Data records
--- --- ---

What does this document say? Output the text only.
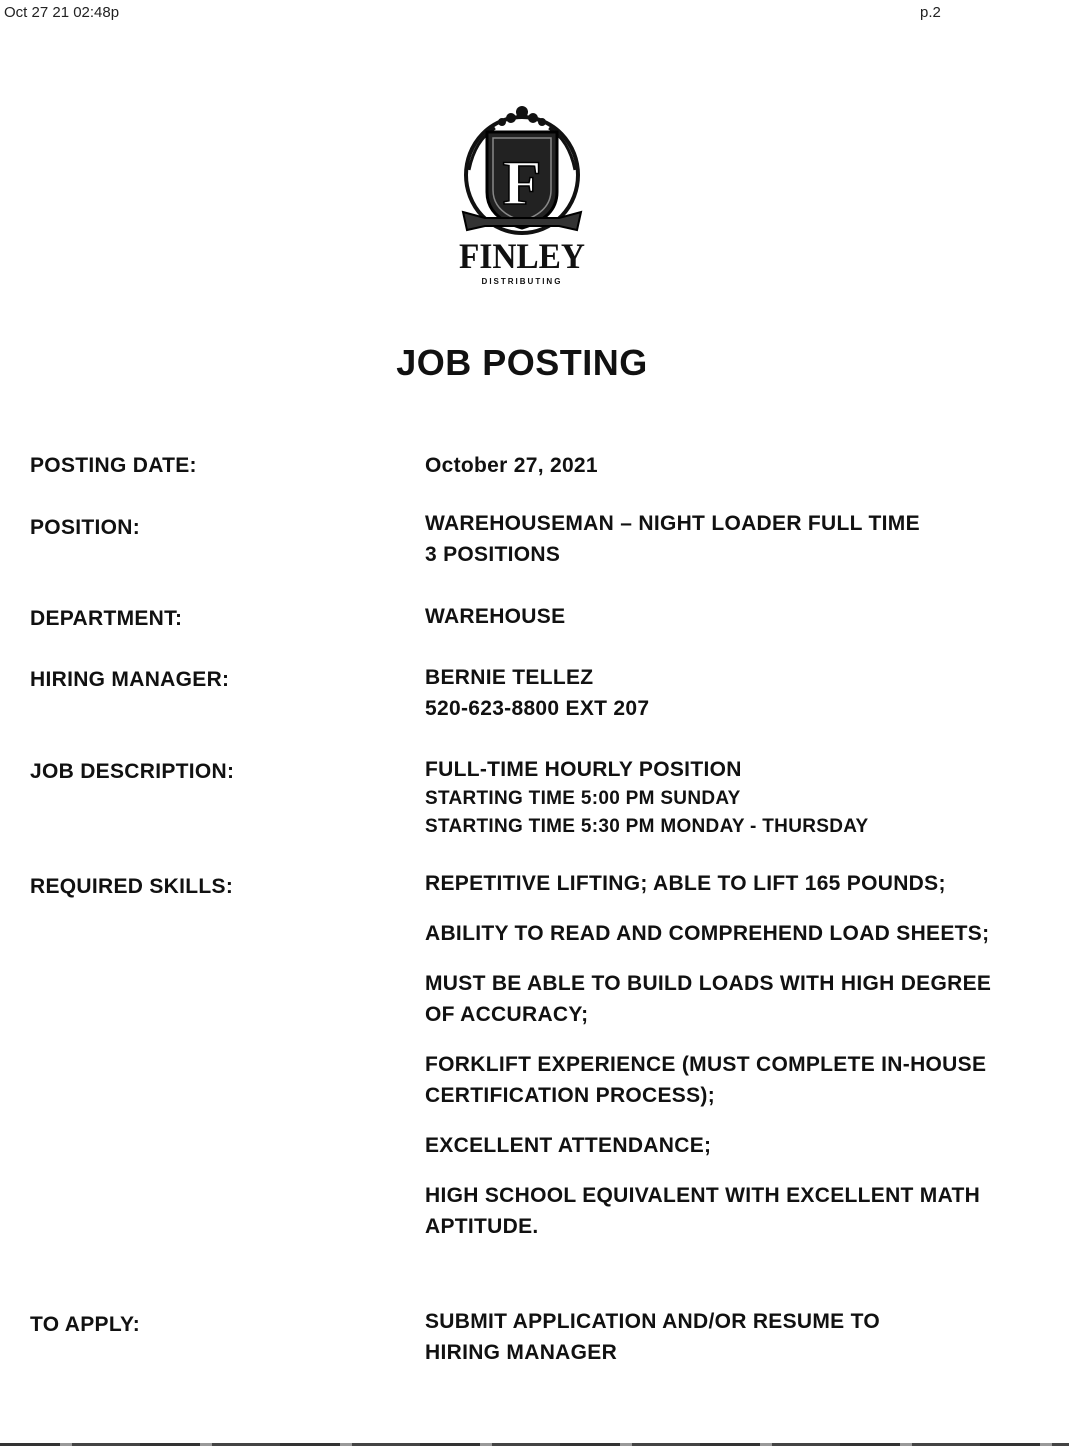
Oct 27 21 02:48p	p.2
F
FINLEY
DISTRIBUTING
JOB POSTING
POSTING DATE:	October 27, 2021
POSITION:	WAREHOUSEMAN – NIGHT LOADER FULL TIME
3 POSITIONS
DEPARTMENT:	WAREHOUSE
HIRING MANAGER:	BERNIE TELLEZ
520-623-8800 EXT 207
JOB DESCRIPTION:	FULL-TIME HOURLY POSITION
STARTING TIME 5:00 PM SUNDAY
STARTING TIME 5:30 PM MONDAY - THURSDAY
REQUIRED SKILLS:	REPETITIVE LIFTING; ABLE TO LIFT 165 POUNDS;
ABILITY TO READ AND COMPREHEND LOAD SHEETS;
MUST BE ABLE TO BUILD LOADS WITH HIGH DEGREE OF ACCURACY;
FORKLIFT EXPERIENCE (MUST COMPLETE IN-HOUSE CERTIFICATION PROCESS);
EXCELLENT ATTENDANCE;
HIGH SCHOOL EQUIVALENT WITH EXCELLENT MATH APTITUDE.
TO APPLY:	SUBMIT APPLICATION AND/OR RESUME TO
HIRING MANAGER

--- --- ---

What the task asks
Reply with the number of lines in the preceding entries that contain "ABLE", and no other words.

Answer for the task
2